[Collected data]
----

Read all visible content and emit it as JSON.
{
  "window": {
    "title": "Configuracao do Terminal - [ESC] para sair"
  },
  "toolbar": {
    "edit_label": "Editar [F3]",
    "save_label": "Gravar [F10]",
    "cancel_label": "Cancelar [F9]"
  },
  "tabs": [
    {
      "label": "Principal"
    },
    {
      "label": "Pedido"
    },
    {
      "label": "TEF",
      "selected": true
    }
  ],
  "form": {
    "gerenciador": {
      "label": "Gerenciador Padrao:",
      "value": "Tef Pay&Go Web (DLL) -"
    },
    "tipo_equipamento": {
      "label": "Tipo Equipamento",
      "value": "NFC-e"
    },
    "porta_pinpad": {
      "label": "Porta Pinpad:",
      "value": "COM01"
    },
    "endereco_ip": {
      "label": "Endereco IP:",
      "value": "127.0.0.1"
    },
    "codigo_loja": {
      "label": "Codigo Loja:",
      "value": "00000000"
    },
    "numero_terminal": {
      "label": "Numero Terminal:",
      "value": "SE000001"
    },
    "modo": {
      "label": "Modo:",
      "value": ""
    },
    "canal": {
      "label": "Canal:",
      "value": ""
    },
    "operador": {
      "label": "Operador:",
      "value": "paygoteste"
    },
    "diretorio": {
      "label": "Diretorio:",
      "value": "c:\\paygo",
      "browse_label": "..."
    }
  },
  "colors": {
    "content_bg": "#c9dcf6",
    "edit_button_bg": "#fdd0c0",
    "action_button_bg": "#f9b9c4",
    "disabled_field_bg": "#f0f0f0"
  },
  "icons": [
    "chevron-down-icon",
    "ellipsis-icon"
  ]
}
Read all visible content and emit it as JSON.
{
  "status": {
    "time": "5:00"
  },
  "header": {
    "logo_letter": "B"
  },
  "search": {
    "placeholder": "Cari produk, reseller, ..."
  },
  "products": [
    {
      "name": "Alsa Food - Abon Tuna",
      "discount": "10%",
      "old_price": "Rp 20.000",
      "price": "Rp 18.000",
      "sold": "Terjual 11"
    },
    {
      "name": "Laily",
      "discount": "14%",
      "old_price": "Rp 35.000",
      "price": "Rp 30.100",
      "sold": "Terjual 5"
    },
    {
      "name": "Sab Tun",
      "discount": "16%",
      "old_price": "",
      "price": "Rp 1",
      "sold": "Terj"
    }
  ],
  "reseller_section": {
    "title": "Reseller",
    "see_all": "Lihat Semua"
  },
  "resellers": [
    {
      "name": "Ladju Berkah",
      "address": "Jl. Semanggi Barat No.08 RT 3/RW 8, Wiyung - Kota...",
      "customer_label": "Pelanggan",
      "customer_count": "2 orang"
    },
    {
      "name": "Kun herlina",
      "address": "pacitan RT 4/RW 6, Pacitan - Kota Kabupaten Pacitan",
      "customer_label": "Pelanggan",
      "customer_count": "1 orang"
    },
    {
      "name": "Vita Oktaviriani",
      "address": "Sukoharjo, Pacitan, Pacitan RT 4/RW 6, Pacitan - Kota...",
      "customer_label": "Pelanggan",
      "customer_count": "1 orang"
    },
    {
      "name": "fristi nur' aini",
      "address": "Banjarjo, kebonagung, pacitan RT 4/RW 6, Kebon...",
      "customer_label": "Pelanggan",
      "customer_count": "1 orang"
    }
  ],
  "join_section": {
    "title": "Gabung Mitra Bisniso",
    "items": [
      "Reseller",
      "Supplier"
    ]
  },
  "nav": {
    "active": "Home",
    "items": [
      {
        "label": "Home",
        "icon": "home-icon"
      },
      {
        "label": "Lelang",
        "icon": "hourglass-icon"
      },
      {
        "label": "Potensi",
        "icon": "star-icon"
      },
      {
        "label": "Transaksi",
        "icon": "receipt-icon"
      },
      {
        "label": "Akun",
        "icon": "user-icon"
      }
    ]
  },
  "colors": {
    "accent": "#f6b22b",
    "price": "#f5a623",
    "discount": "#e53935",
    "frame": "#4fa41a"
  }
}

----

» REQUIREMENT
Return all of the above records exactly, leaving no line out.

» EXERCISE ANSWER
Read all visible content and emit it as JSON.
{
  "window": {
    "title": "Configuracao do Terminal - [ESC] para sair"
  },
  "toolbar": {
    "edit_label": "Editar [F3]",
    "save_label": "Gravar [F10]",
    "cancel_label": "Cancelar [F9]"
  },
  "tabs": [
    {
      "label": "Principal"
    },
    {
      "label": "Pedido"
    },
    {
      "label": "TEF",
      "selected": true
    }
  ],
  "form": {
    "gerenciador": {
      "label": "Gerenciador Padrao:",
      "value": "Tef Pay&Go Web (DLL) -"
    },
    "tipo_equipamento": {
      "label": "Tipo Equipamento",
      "value": "NFC-e"
    },
    "porta_pinpad": {
      "label": "Porta Pinpad:",
      "value": "COM01"
    },
    "endereco_ip": {
      "label": "Endereco IP:",
      "value": "127.0.0.1"
    },
    "codigo_loja": {
      "label": "Codigo Loja:",
      "value": "00000000"
    },
    "numero_terminal": {
      "label": "Numero Terminal:",
      "value": "SE000001"
    },
    "modo": {
      "label": "Modo:",
      "value": ""
    },
    "canal": {
      "label": "Canal:",
      "value": ""
    },
    "operador": {
      "label": "Operador:",
      "value": "paygoteste"
    },
    "diretorio": {
      "label": "Diretorio:",
      "value": "c:\\paygo",
      "browse_label": "..."
    }
  },
  "colors": {
    "content_bg": "#c9dcf6",
    "edit_button_bg": "#fdd0c0",
    "action_button_bg": "#f9b9c4",
    "disabled_field_bg": "#f0f0f0"
  },
  "icons": [
    "chevron-down-icon",
    "ellipsis-icon"
  ]
}
Read all visible content and emit it as JSON.
{
  "status": {
    "time": "5:00"
  },
  "header": {
    "logo_letter": "B"
  },
  "search": {
    "placeholder": "Cari produk, reseller, ..."
  },
  "products": [
    {
      "name": "Alsa Food - Abon Tuna",
      "discount": "10%",
      "old_price": "Rp 20.000",
      "price": "Rp 18.000",
      "sold": "Terjual 11"
    },
    {
      "name": "Laily",
      "discount": "14%",
      "old_price": "Rp 35.000",
      "price": "Rp 30.100",
      "sold": "Terjual 5"
    },
    {
      "name": "Sab Tun",
      "discount": "16%",
      "old_price": "",
      "price": "Rp 1",
      "sold": "Terj"
    }
  ],
  "reseller_section": {
    "title": "Reseller",
    "see_all": "Lihat Semua"
  },
  "resellers": [
    {
      "name": "Ladju Berkah",
      "address": "Jl. Semanggi Barat No.08 RT 3/RW 8, Wiyung - Kota...",
      "customer_label": "Pelanggan",
      "customer_count": "2 orang"
    },
    {
      "name": "Kun herlina",
      "address": "pacitan RT 4/RW 6, Pacitan - Kota Kabupaten Pacitan",
      "customer_label": "Pelanggan",
      "customer_count": "1 orang"
    },
    {
      "name": "Vita Oktaviriani",
      "address": "Sukoharjo, Pacitan, Pacitan RT 4/RW 6, Pacitan - Kota...",
      "customer_label": "Pelanggan",
      "customer_count": "1 orang"
    },
    {
      "name": "fristi nur' aini",
      "address": "Banjarjo, kebonagung, pacitan RT 4/RW 6, Kebon...",
      "customer_label": "Pelanggan",
      "customer_count": "1 orang"
    }
  ],
  "join_section": {
    "title": "Gabung Mitra Bisniso",
    "items": [
      "Reseller",
      "Supplier"
    ]
  },
  "nav": {
    "active": "Home",
    "items": [
      {
        "label": "Home",
        "icon": "home-icon"
      },
      {
        "label": "Lelang",
        "icon": "hourglass-icon"
      },
      {
        "label": "Potensi",
        "icon": "star-icon"
      },
      {
        "label": "Transaksi",
        "icon": "receipt-icon"
      },
      {
        "label": "Akun",
        "icon": "user-icon"
      }
    ]
  },
  "colors": {
    "accent": "#f6b22b",
    "price": "#f5a623",
    "discount": "#e53935",
    "frame": "#4fa41a"
  }
}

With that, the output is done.